Exercise instructions
Read through the data and report every line in which the word "necessary" occurs.

Given data

——

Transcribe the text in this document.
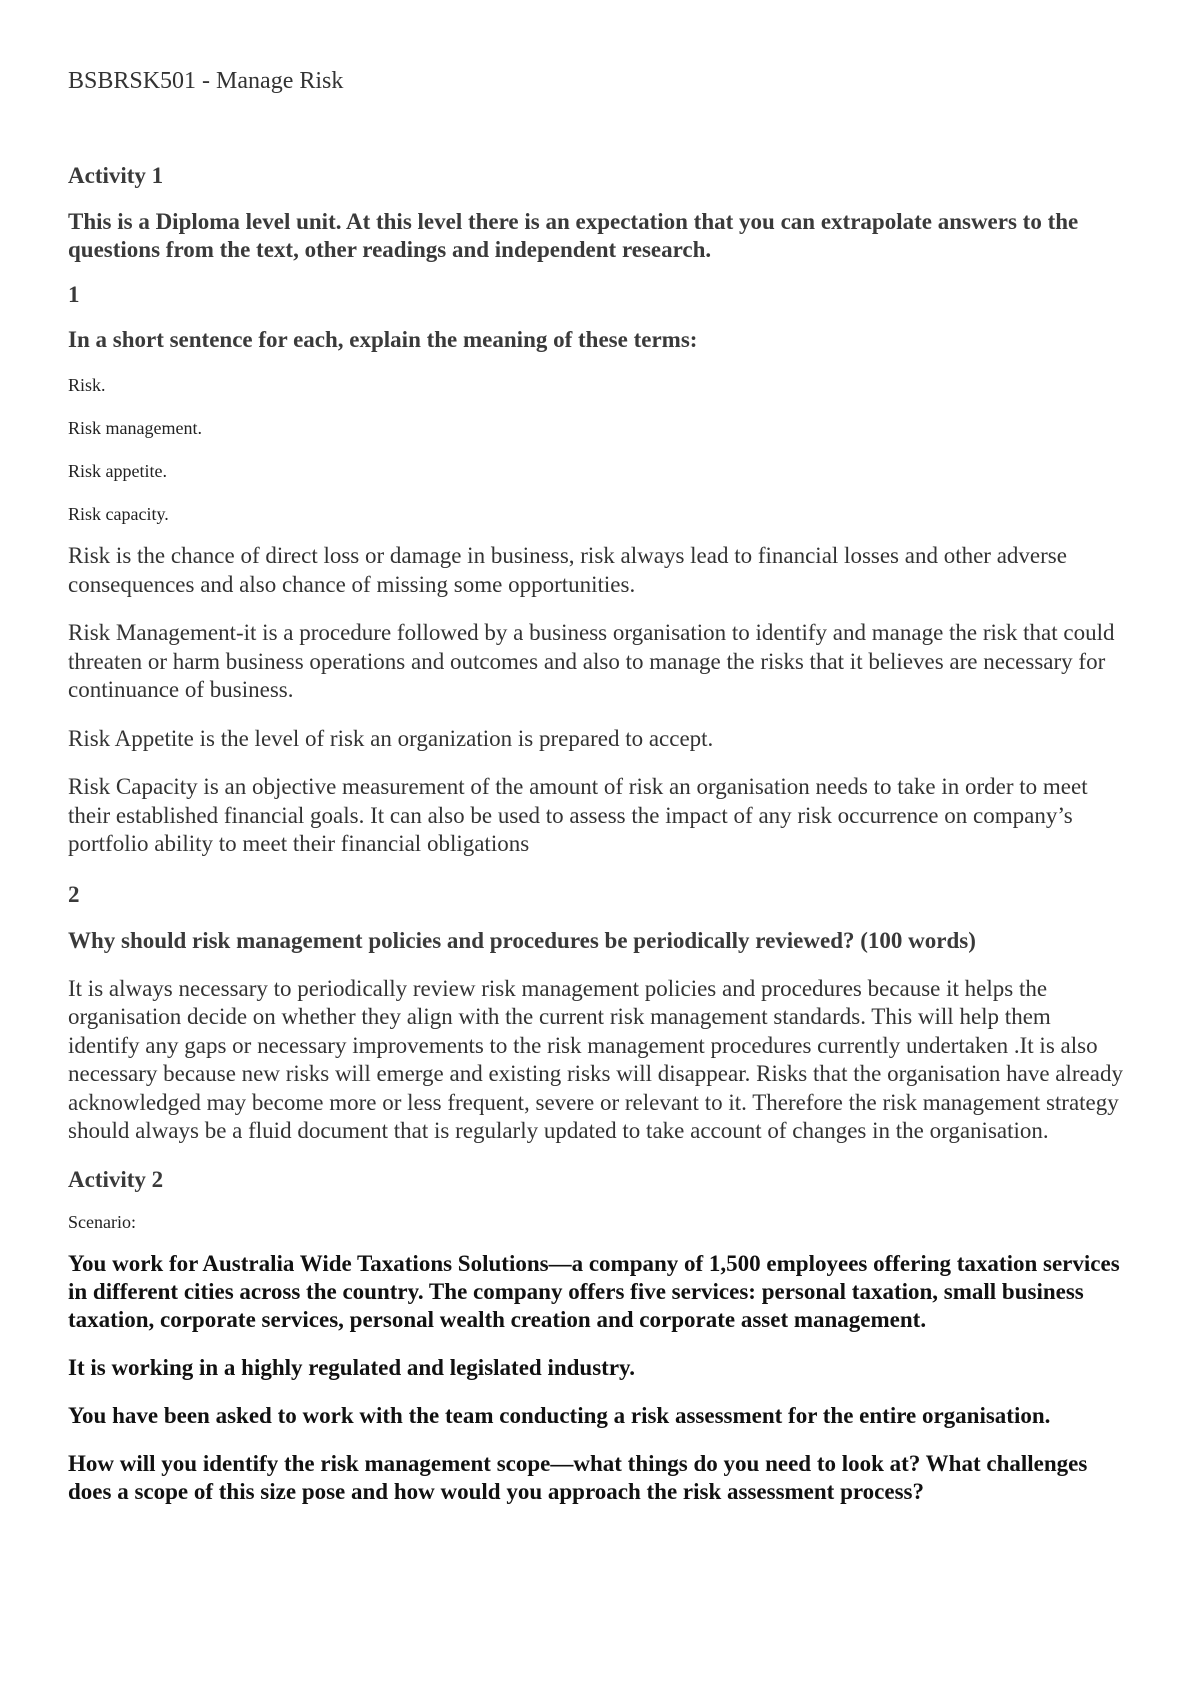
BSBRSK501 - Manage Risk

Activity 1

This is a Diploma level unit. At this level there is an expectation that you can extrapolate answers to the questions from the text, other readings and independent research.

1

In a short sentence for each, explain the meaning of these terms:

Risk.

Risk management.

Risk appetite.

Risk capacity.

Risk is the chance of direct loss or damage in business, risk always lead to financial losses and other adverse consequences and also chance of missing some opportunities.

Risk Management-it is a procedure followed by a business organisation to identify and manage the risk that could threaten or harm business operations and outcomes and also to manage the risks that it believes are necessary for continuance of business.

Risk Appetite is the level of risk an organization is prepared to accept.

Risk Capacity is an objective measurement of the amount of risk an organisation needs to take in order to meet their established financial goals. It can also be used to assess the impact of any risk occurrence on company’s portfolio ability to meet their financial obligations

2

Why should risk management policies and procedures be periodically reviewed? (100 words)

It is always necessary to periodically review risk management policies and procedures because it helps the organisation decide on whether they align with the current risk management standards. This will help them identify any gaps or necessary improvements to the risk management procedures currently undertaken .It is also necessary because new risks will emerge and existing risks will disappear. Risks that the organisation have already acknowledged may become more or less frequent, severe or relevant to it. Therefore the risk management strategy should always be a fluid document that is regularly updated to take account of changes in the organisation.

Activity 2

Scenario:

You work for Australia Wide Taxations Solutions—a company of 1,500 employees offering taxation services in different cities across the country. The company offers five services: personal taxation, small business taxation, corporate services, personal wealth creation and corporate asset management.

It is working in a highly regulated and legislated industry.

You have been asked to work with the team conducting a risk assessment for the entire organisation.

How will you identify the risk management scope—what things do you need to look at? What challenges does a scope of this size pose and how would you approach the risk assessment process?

——

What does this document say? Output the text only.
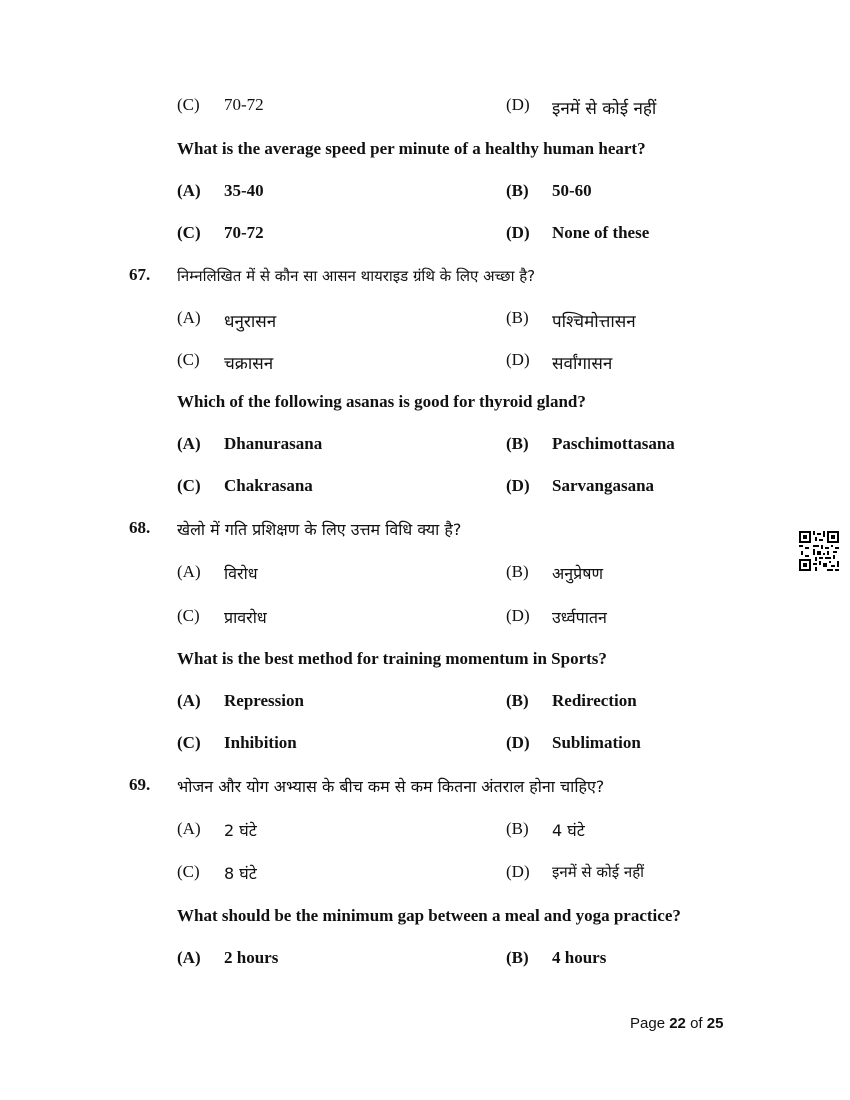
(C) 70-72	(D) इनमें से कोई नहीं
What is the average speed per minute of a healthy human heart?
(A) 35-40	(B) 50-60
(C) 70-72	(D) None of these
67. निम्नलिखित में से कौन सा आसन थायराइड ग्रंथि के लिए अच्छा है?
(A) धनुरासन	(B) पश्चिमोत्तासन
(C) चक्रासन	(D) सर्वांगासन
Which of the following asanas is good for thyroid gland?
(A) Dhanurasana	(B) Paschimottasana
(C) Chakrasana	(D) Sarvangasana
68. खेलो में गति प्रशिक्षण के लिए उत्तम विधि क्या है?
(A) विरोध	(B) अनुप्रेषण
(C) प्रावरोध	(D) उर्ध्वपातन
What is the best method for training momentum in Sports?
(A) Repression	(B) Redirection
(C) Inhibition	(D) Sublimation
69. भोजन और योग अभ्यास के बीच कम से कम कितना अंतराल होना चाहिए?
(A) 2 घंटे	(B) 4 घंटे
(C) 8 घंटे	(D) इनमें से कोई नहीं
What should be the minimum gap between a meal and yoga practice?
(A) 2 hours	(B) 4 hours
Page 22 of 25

——

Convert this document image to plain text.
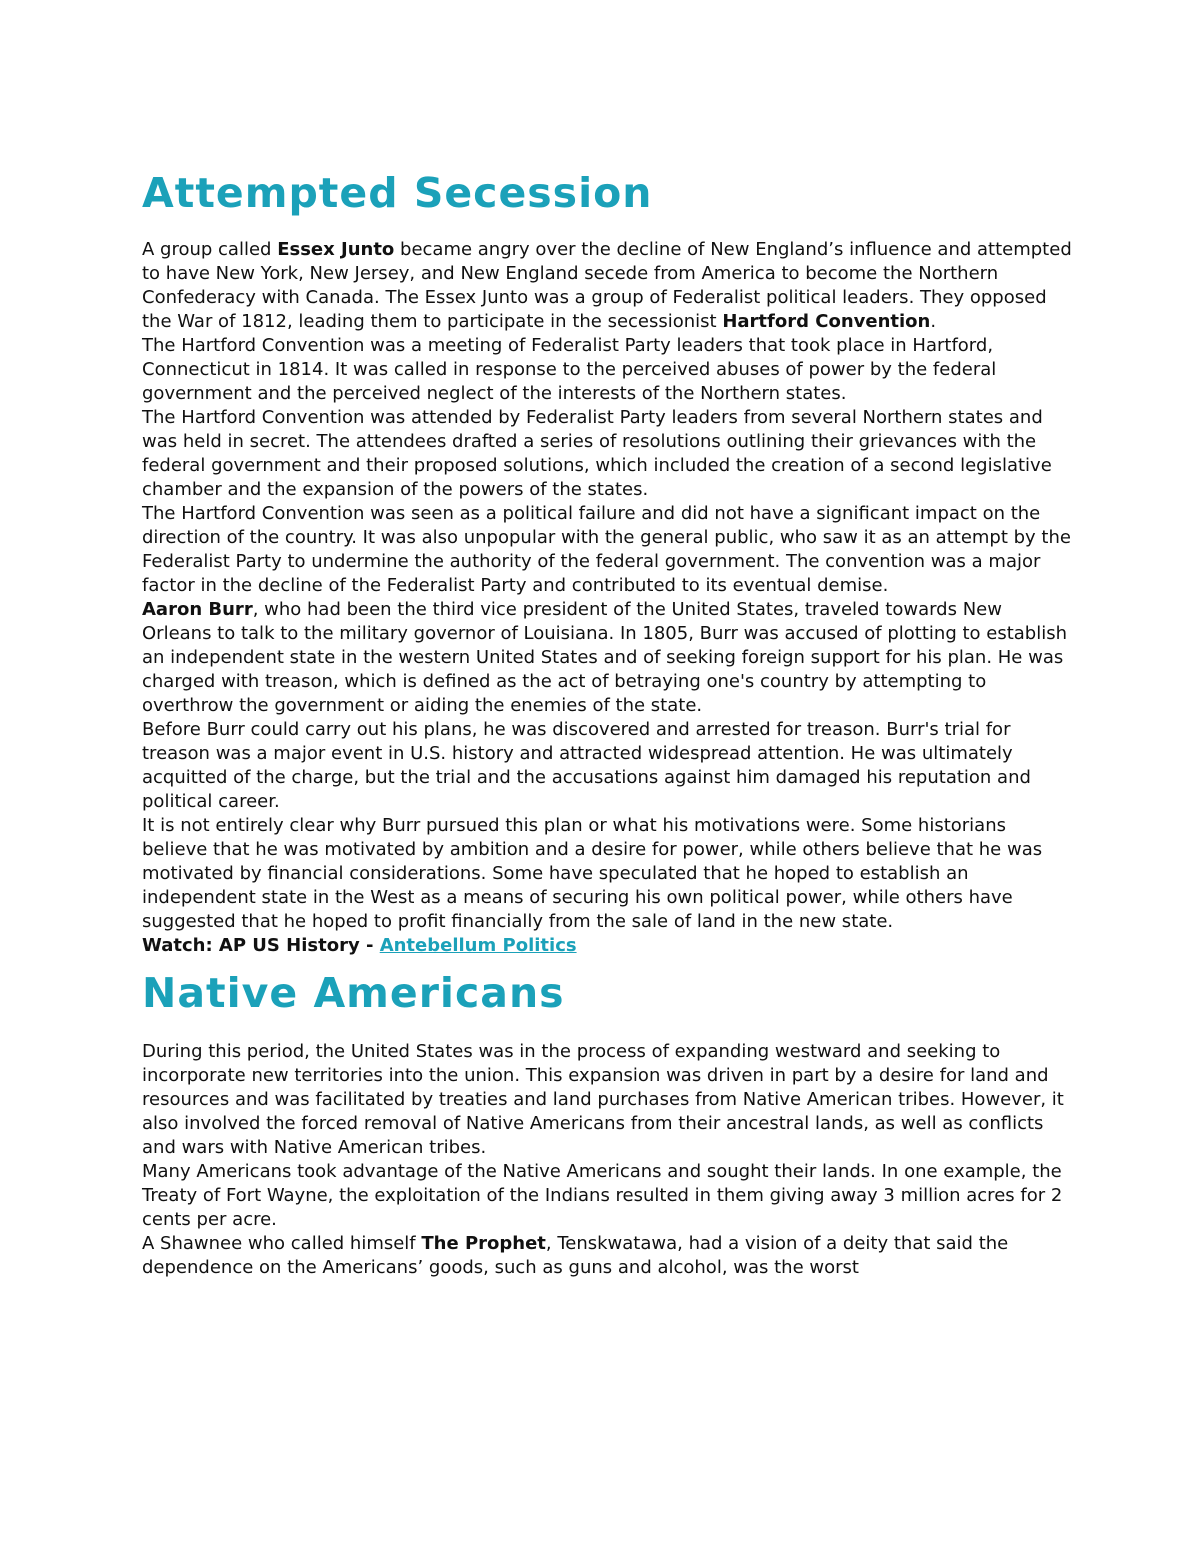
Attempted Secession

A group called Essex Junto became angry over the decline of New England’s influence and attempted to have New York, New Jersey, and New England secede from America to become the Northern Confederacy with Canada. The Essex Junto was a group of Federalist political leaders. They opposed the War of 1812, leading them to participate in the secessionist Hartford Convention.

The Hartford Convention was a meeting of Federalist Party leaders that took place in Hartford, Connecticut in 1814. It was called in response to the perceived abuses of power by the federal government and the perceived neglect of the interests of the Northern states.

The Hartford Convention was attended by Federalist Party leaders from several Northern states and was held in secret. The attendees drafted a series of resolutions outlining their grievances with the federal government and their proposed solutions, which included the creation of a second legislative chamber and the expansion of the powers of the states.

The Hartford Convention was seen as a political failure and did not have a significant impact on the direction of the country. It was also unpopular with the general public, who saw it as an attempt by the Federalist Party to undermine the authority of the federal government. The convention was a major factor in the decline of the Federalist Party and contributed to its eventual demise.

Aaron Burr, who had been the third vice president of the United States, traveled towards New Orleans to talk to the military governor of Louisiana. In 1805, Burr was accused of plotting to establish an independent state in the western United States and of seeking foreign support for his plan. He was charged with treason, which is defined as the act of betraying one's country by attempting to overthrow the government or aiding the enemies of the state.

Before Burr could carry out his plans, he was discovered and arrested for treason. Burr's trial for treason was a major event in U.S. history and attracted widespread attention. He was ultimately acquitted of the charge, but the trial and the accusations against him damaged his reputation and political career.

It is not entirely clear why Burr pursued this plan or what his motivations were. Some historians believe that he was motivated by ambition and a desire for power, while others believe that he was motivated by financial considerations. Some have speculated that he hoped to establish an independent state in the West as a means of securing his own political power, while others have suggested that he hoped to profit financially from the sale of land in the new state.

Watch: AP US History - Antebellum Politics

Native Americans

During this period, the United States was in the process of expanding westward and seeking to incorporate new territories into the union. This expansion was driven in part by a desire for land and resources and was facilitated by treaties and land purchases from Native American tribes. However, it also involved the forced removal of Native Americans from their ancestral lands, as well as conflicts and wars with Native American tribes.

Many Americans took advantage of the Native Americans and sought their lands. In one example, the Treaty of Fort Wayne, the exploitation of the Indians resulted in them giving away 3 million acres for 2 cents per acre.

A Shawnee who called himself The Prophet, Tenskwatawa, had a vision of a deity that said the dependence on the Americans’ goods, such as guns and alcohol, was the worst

——

Reply to the exercise
Risk Management-it is a procedure followed by a business organisation to identify and manage the risk that could threaten or harm business operations and outcomes and also to manage the risks that it believes are necessary for continuance of business.
It is always necessary to periodically review risk management policies and procedures because it helps the organisation decide on whether they align with the current risk management standards. This will help them identify any gaps or necessary improvements to the risk management procedures currently undertaken .It is also necessary because new risks will emerge and existing risks will disappear. Risks that the organisation have already acknowledged may become more or less frequent, severe or relevant to it. Therefore the risk management strategy should always be a fluid document that is regularly updated to take account of changes in the organisation.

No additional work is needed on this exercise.